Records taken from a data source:
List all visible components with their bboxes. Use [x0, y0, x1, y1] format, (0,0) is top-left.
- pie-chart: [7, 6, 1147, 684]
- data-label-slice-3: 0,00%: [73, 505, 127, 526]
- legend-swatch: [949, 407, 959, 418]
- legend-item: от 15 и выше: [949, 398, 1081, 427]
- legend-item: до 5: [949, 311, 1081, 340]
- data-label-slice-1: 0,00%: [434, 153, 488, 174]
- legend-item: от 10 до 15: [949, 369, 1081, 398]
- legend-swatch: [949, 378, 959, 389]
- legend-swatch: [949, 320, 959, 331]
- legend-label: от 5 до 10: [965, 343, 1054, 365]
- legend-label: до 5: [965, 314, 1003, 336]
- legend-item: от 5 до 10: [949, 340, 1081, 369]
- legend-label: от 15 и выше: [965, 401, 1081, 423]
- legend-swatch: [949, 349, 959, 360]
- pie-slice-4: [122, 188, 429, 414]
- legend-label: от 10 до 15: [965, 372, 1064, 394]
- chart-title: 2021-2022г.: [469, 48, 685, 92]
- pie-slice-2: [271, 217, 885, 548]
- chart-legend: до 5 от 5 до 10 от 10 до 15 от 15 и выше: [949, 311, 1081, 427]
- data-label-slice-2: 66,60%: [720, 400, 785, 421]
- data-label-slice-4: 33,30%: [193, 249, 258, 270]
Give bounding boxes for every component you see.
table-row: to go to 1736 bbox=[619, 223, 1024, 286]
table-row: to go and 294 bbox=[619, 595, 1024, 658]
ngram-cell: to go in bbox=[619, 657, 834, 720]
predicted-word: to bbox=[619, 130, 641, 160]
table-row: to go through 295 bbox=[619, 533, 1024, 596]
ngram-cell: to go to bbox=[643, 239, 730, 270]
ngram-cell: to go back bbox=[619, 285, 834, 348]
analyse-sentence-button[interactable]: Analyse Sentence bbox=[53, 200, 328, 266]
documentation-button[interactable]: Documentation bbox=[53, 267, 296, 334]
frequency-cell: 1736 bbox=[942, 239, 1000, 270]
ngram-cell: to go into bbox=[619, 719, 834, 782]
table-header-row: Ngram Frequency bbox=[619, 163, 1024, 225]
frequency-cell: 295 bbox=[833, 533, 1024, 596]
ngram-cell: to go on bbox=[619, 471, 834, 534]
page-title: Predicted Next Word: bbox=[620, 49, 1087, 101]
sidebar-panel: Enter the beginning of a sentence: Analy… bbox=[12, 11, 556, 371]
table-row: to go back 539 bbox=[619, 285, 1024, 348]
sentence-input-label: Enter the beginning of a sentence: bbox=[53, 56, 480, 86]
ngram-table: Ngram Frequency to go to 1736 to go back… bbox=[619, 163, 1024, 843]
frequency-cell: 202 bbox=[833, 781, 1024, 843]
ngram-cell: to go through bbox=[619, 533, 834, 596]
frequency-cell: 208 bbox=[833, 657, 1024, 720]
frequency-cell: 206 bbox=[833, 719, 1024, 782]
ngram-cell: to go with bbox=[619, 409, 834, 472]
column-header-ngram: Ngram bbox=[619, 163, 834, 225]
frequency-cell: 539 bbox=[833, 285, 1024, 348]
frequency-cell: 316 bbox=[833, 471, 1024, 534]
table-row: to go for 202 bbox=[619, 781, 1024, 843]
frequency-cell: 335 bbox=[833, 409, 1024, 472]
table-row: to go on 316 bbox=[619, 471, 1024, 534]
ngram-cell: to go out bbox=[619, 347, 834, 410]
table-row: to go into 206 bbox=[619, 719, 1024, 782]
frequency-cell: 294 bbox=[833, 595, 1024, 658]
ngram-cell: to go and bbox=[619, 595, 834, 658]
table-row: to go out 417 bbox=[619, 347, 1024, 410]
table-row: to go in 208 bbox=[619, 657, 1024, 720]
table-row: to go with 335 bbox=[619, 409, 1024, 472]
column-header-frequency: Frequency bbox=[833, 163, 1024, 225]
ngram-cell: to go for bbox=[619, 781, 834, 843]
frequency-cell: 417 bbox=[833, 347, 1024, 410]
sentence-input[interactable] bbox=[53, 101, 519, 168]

● To be done
Update the items above by replacing every "legend-swatch" with "legend-marker" and leaving everything else unchanged.

● Result of the exercise
List all visible components with their bboxes. Use [x0, y0, x1, y1] format, (0,0) is top-left.
- pie-chart: [7, 6, 1147, 684]
- data-label-slice-3: 0,00%: [73, 505, 127, 526]
- legend-marker: [949, 407, 959, 418]
- legend-item: от 15 и выше: [949, 398, 1081, 427]
- legend-item: до 5: [949, 311, 1081, 340]
- data-label-slice-1: 0,00%: [434, 153, 488, 174]
- legend-item: от 10 до 15: [949, 369, 1081, 398]
- legend-marker: [949, 378, 959, 389]
- legend-marker: [949, 320, 959, 331]
- legend-label: от 5 до 10: [965, 343, 1054, 365]
- legend-label: до 5: [965, 314, 1003, 336]
- legend-item: от 5 до 10: [949, 340, 1081, 369]
- legend-label: от 15 и выше: [965, 401, 1081, 423]
- legend-marker: [949, 349, 959, 360]
- pie-slice-4: [122, 188, 429, 414]
- legend-label: от 10 до 15: [965, 372, 1064, 394]
- chart-title: 2021-2022г.: [469, 48, 685, 92]
- pie-slice-2: [271, 217, 885, 548]
- chart-legend: до 5 от 5 до 10 от 10 до 15 от 15 и выше: [949, 311, 1081, 427]
- data-label-slice-2: 66,60%: [720, 400, 785, 421]
- data-label-slice-4: 33,30%: [193, 249, 258, 270]
Give bounding boxes for every component you see.
table-row: to go to 1736 bbox=[619, 223, 1024, 286]
table-row: to go and 294 bbox=[619, 595, 1024, 658]
ngram-cell: to go in bbox=[619, 657, 834, 720]
predicted-word: to bbox=[619, 130, 641, 160]
table-row: to go through 295 bbox=[619, 533, 1024, 596]
ngram-cell: to go to bbox=[643, 239, 730, 270]
ngram-cell: to go back bbox=[619, 285, 834, 348]
analyse-sentence-button[interactable]: Analyse Sentence bbox=[53, 200, 328, 266]
documentation-button[interactable]: Documentation bbox=[53, 267, 296, 334]
frequency-cell: 1736 bbox=[942, 239, 1000, 270]
ngram-cell: to go into bbox=[619, 719, 834, 782]
table-header-row: Ngram Frequency bbox=[619, 163, 1024, 225]
frequency-cell: 295 bbox=[833, 533, 1024, 596]
ngram-cell: to go on bbox=[619, 471, 834, 534]
page-title: Predicted Next Word: bbox=[620, 49, 1087, 101]
sidebar-panel: Enter the beginning of a sentence: Analy… bbox=[12, 11, 556, 371]
table-row: to go back 539 bbox=[619, 285, 1024, 348]
sentence-input-label: Enter the beginning of a sentence: bbox=[53, 56, 480, 86]
ngram-table: Ngram Frequency to go to 1736 to go back… bbox=[619, 163, 1024, 843]
frequency-cell: 202 bbox=[833, 781, 1024, 843]
ngram-cell: to go through bbox=[619, 533, 834, 596]
frequency-cell: 208 bbox=[833, 657, 1024, 720]
frequency-cell: 206 bbox=[833, 719, 1024, 782]
ngram-cell: to go with bbox=[619, 409, 834, 472]
column-header-ngram: Ngram bbox=[619, 163, 834, 225]
frequency-cell: 539 bbox=[833, 285, 1024, 348]
frequency-cell: 316 bbox=[833, 471, 1024, 534]
table-row: to go for 202 bbox=[619, 781, 1024, 843]
frequency-cell: 335 bbox=[833, 409, 1024, 472]
table-row: to go on 316 bbox=[619, 471, 1024, 534]
ngram-cell: to go out bbox=[619, 347, 834, 410]
table-row: to go into 206 bbox=[619, 719, 1024, 782]
frequency-cell: 294 bbox=[833, 595, 1024, 658]
ngram-cell: to go and bbox=[619, 595, 834, 658]
table-row: to go out 417 bbox=[619, 347, 1024, 410]
table-row: to go in 208 bbox=[619, 657, 1024, 720]
table-row: to go with 335 bbox=[619, 409, 1024, 472]
column-header-frequency: Frequency bbox=[833, 163, 1024, 225]
ngram-cell: to go for bbox=[619, 781, 834, 843]
frequency-cell: 417 bbox=[833, 347, 1024, 410]
sentence-input[interactable] bbox=[53, 101, 519, 168]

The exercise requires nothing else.